**REQUIRED TASK:** Please recast the rows below as a Markdown table with the columns Row and Text, one table row per line of the rows and blank lines left out. Leave the pictures out.

[Begin]

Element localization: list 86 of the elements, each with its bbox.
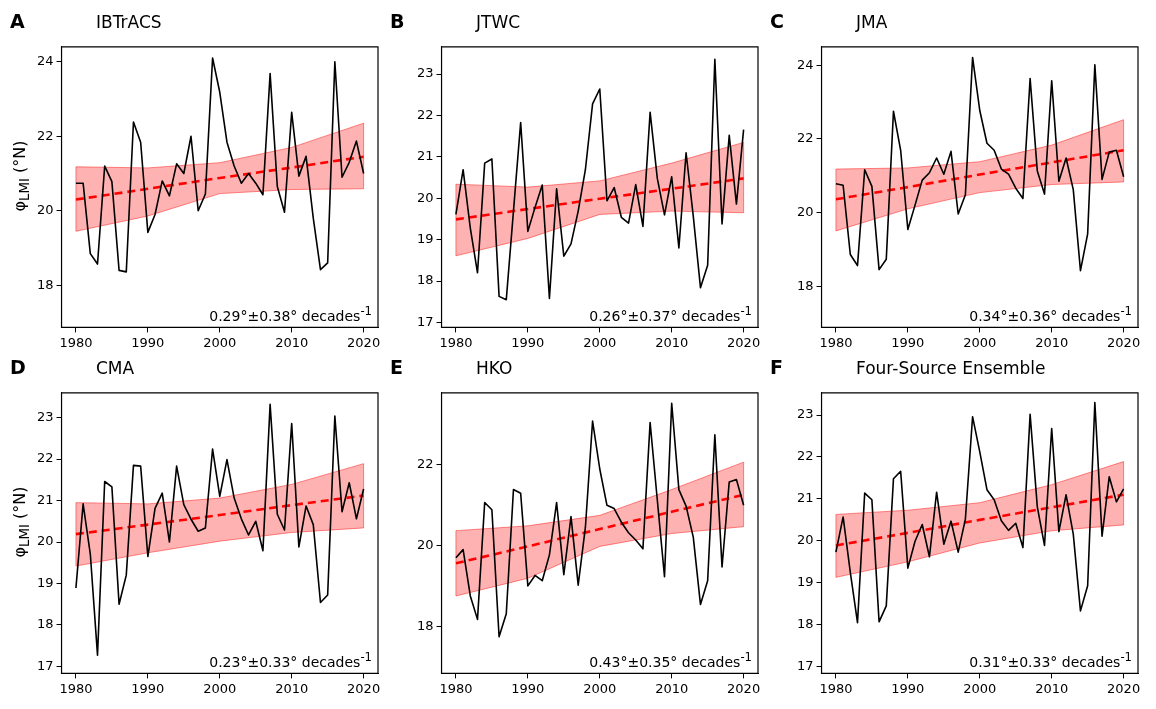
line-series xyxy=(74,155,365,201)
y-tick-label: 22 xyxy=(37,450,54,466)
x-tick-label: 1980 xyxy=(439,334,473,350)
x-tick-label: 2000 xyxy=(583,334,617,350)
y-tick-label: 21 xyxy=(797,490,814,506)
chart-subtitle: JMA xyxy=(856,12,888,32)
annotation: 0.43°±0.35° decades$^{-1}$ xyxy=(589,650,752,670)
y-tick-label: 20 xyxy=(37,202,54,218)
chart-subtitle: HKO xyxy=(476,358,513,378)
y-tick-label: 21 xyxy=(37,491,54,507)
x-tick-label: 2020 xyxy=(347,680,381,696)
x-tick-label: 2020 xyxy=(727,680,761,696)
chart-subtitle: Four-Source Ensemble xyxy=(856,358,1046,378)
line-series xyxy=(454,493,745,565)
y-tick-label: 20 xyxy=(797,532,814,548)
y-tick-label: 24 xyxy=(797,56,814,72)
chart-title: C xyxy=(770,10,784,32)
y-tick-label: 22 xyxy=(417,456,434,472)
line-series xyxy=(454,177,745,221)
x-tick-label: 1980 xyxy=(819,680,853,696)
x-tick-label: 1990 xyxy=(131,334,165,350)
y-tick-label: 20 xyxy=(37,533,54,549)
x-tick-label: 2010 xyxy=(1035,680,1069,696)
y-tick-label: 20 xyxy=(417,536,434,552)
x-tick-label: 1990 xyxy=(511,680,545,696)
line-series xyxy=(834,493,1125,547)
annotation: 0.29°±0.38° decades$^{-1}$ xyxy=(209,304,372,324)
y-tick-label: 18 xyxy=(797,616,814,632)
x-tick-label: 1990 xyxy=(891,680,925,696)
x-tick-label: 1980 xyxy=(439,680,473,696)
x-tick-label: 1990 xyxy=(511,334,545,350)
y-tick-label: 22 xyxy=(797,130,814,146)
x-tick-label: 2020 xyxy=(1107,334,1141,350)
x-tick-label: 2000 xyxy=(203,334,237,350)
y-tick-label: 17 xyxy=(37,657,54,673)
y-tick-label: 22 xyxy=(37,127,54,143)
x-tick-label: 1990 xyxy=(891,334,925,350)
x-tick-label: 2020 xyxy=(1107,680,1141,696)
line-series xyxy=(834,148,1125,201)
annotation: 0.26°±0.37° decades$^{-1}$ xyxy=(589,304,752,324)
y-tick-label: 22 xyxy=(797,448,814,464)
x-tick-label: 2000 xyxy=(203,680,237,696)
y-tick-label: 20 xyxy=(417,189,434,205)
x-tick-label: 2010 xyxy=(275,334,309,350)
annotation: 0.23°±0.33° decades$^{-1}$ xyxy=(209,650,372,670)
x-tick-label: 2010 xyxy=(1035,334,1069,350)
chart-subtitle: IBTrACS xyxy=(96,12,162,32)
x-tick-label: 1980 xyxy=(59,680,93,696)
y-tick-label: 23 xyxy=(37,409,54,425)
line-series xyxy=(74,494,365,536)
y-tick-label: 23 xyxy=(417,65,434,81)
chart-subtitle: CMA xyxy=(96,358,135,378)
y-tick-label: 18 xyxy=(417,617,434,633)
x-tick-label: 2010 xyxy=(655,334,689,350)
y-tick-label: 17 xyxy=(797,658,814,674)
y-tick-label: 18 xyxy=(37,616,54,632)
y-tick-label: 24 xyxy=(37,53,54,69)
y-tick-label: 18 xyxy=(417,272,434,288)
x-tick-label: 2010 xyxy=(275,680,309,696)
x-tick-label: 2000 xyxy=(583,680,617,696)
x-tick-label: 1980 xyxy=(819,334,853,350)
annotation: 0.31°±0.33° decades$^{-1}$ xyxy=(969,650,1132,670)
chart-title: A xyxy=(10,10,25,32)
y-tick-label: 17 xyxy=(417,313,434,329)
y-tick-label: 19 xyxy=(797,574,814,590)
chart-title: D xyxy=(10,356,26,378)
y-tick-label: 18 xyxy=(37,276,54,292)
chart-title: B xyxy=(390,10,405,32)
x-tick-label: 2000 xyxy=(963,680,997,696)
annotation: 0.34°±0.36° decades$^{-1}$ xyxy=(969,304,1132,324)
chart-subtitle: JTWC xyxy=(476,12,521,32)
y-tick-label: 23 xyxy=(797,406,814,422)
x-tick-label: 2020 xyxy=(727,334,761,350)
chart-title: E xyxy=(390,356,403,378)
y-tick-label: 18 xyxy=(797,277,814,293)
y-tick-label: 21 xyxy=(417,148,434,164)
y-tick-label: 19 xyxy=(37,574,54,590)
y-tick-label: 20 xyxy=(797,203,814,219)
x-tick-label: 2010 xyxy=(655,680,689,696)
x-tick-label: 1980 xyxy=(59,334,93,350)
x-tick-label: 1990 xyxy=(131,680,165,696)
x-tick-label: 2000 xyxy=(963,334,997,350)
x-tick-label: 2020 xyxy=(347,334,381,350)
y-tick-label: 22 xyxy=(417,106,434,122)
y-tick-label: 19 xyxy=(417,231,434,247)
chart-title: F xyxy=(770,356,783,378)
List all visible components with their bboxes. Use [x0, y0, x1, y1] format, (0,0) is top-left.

[End]

**SOLVED PROBLEM:**
| Row | Text |
|---|---|
| 1 | Element localization: list 86 of the elements, each with its bbox. |
| 2 | line-series xyxy=(74,155,365,201) |
| 3 | y-tick-label: 22 xyxy=(37,450,54,466) |
| 4 | x-tick-label: 1980 xyxy=(439,334,473,350) |
| 5 | x-tick-label: 2000 xyxy=(583,334,617,350) |
| 6 | y-tick-label: 21 xyxy=(797,490,814,506) |
| 7 | chart-subtitle: JMA xyxy=(856,12,888,32) |
| 8 | annotation: 0.43°±0.35° decades$^{-1}$ xyxy=(589,650,752,670) |
| 9 | y-tick-label: 20 xyxy=(37,202,54,218) |
| 10 | chart-subtitle: HKO xyxy=(476,358,513,378) |
| 11 | y-tick-label: 21 xyxy=(37,491,54,507) |
| 12 | x-tick-label: 2020 xyxy=(347,680,381,696) |
| 13 | x-tick-label: 2020 xyxy=(727,680,761,696) |
| 14 | chart-subtitle: Four-Source Ensemble xyxy=(856,358,1046,378) |
| 15 | line-series xyxy=(454,493,745,565) |
| 16 | y-tick-label: 20 xyxy=(797,532,814,548) |
| 17 | y-tick-label: 24 xyxy=(797,56,814,72) |
| 18 | chart-title: C xyxy=(770,10,784,32) |
| 19 | y-tick-label: 22 xyxy=(417,456,434,472) |
| 20 | line-series xyxy=(454,177,745,221) |
| 21 | x-tick-label: 1980 xyxy=(819,680,853,696) |
| 22 | x-tick-label: 1990 xyxy=(131,334,165,350) |
| 23 | y-tick-label: 20 xyxy=(37,533,54,549) |
| 24 | x-tick-label: 2010 xyxy=(1035,680,1069,696) |
| 25 | y-tick-label: 20 xyxy=(417,536,434,552) |
| 26 | x-tick-label: 1990 xyxy=(511,680,545,696) |
| 27 | line-series xyxy=(834,493,1125,547) |
| 28 | annotation: 0.29°±0.38° decades$^{-1}$ xyxy=(209,304,372,324) |
| 29 | y-tick-label: 18 xyxy=(797,616,814,632) |
| 30 | x-tick-label: 1990 xyxy=(891,680,925,696) |
| 31 | x-tick-label: 1980 xyxy=(439,680,473,696) |
| 32 | x-tick-label: 1990 xyxy=(511,334,545,350) |
| 33 | y-tick-label: 22 xyxy=(797,130,814,146) |
| 34 | x-tick-label: 2020 xyxy=(1107,334,1141,350) |
| 35 | x-tick-label: 2000 xyxy=(203,334,237,350) |
| 36 | y-tick-label: 17 xyxy=(37,657,54,673) |
| 37 | y-tick-label: 22 xyxy=(37,127,54,143) |
| 38 | x-tick-label: 1990 xyxy=(891,334,925,350) |
| 39 | x-tick-label: 2020 xyxy=(1107,680,1141,696) |
| 40 | line-series xyxy=(834,148,1125,201) |
| 41 | annotation: 0.26°±0.37° decades$^{-1}$ xyxy=(589,304,752,324) |
| 42 | y-tick-label: 22 xyxy=(797,448,814,464) |
| 43 | x-tick-label: 2000 xyxy=(203,680,237,696) |
| 44 | y-tick-label: 20 xyxy=(417,189,434,205) |
| 45 | x-tick-label: 2010 xyxy=(275,334,309,350) |
| 46 | annotation: 0.23°±0.33° decades$^{-1}$ xyxy=(209,650,372,670) |
| 47 | x-tick-label: 2010 xyxy=(1035,334,1069,350) |
| 48 | chart-subtitle: IBTrACS xyxy=(96,12,162,32) |
| 49 | x-tick-label: 1980 xyxy=(59,680,93,696) |
| 50 | y-tick-label: 23 xyxy=(37,409,54,425) |
| 51 | line-series xyxy=(74,494,365,536) |
| 52 | y-tick-label: 23 xyxy=(417,65,434,81) |
| 53 | chart-subtitle: CMA xyxy=(96,358,135,378) |
| 54 | y-tick-label: 18 xyxy=(417,617,434,633) |
| 55 | x-tick-label: 2010 xyxy=(655,334,689,350) |
| 56 | y-tick-label: 17 xyxy=(797,658,814,674) |
| 57 | y-tick-label: 18 xyxy=(37,616,54,632) |
| 58 | y-tick-label: 24 xyxy=(37,53,54,69) |
| 59 | y-tick-label: 18 xyxy=(417,272,434,288) |
| 60 | x-tick-label: 2010 xyxy=(275,680,309,696) |
| 61 | x-tick-label: 2000 xyxy=(583,680,617,696) |
| 62 | x-tick-label: 1980 xyxy=(819,334,853,350) |
| 63 | annotation: 0.31°±0.33° decades$^{-1}$ xyxy=(969,650,1132,670) |
| 64 | chart-title: A xyxy=(10,10,25,32) |
| 65 | y-tick-label: 17 xyxy=(417,313,434,329) |
| 66 | y-tick-label: 19 xyxy=(797,574,814,590) |
| 67 | chart-title: D xyxy=(10,356,26,378) |
| 68 | y-tick-label: 18 xyxy=(37,276,54,292) |
| 69 | chart-title: B xyxy=(390,10,405,32) |
| 70 | x-tick-label: 2000 xyxy=(963,680,997,696) |
| 71 | annotation: 0.34°±0.36° decades$^{-1}$ xyxy=(969,304,1132,324) |
| 72 | chart-subtitle: JTWC xyxy=(476,12,521,32) |
| 73 | y-tick-label: 23 xyxy=(797,406,814,422) |
| 74 | x-tick-label: 2020 xyxy=(727,334,761,350) |
| 75 | chart-title: E xyxy=(390,356,403,378) |
| 76 | y-tick-label: 18 xyxy=(797,277,814,293) |
| 77 | y-tick-label: 21 xyxy=(417,148,434,164) |
| 78 | y-tick-label: 19 xyxy=(37,574,54,590) |
| 79 | y-tick-label: 20 xyxy=(797,203,814,219) |
| 80 | x-tick-label: 2010 xyxy=(655,680,689,696) |
| 81 | x-tick-label: 1980 xyxy=(59,334,93,350) |
| 82 | x-tick-label: 1990 xyxy=(131,680,165,696) |
| 83 | x-tick-label: 2000 xyxy=(963,334,997,350) |
| 84 | x-tick-label: 2020 xyxy=(347,334,381,350) |
| 85 | y-tick-label: 22 xyxy=(417,106,434,122) |
| 86 | y-tick-label: 19 xyxy=(417,231,434,247) |
| 87 | chart-title: F xyxy=(770,356,783,378) |
| 88 | List all visible components with their bboxes. Use [x0, y0, x1, y1] format, (0,0) is top-left. |